To do :: Using the listing below, copy every line that mentions "name".

Records shown ::
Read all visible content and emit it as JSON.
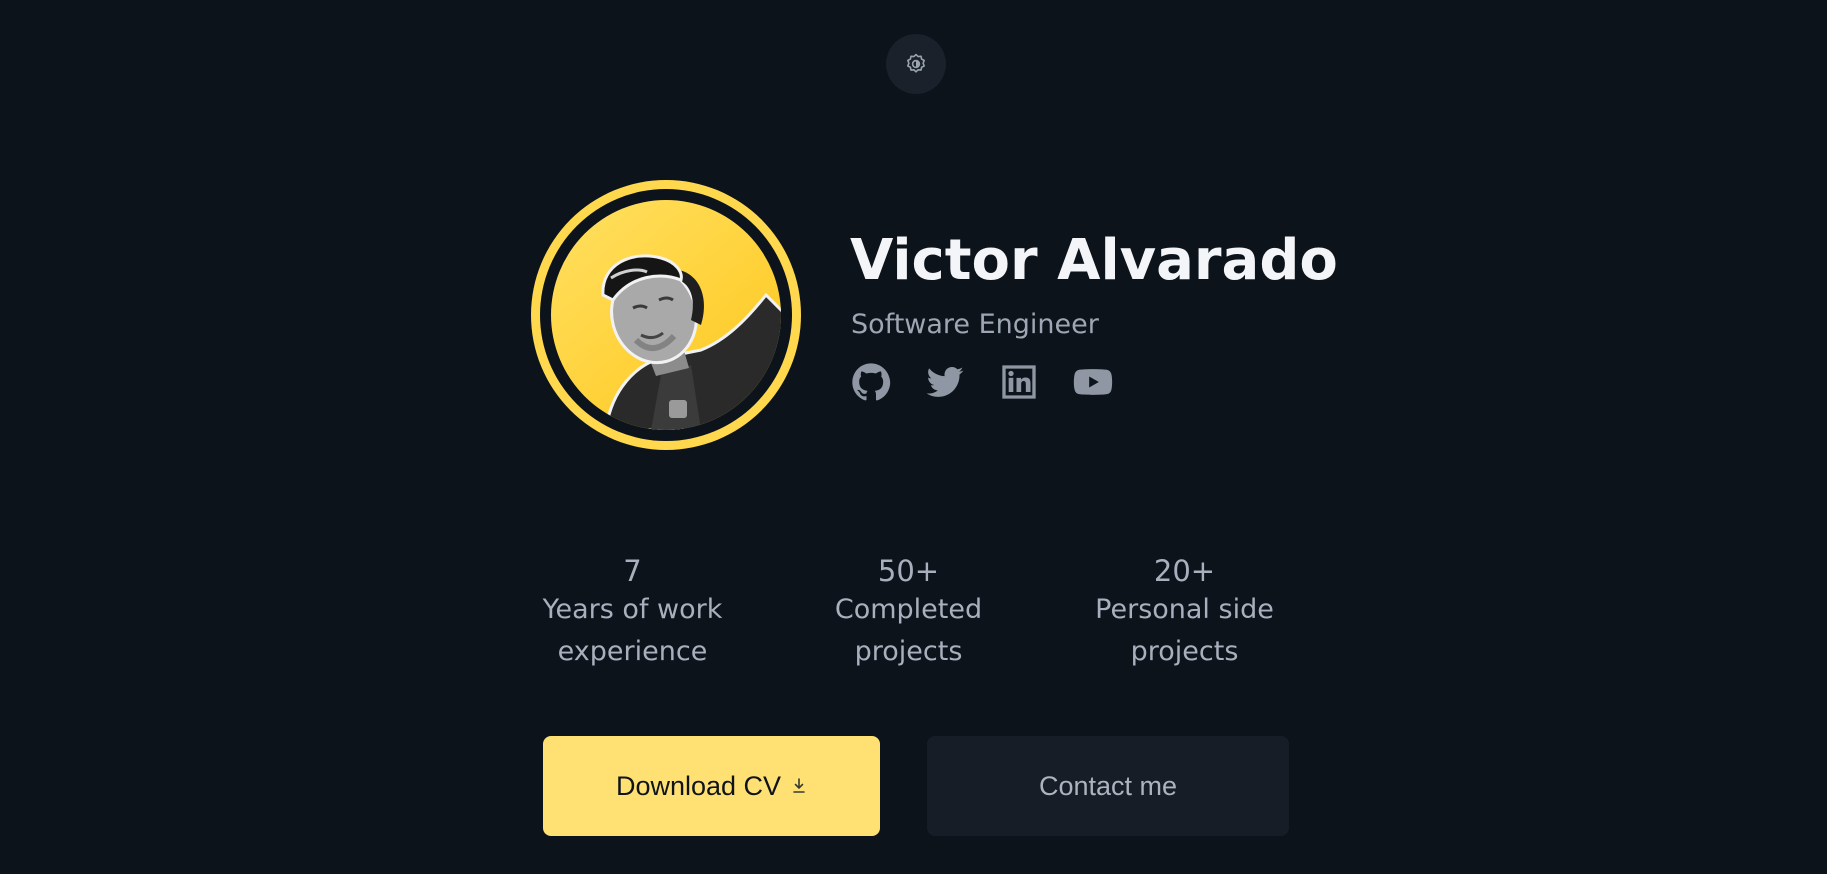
{
  "header": {
    "theme_toggle_icon": "gear-icon"
  },
  "profile": {
    "name": "Victor Alvarado",
    "role": "Software Engineer",
    "avatar_icon": "profile-photo",
    "accent_color": "#ffd84d",
    "socials": [
      {
        "name": "GitHub",
        "icon": "github-icon"
      },
      {
        "name": "Twitter",
        "icon": "twitter-icon"
      },
      {
        "name": "LinkedIn",
        "icon": "linkedin-icon"
      },
      {
        "name": "YouTube",
        "icon": "youtube-icon"
      }
    ]
  },
  "stats": [
    {
      "value": "7",
      "label": "Years of work\nexperience"
    },
    {
      "value": "50+",
      "label": "Completed\nprojects"
    },
    {
      "value": "20+",
      "label": "Personal side\nprojects"
    }
  ],
  "actions": {
    "download_label": "Download CV",
    "download_icon": "download-icon",
    "contact_label": "Contact me"
  },
  "colors": {
    "background": "#0c131b",
    "primary_button": "#ffe173",
    "secondary_button": "#161d26"
  }
}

Task result ::
    "name": "Victor Alvarado",
        "name": "GitHub",
        "name": "Twitter",
        "name": "LinkedIn",
        "name": "YouTube",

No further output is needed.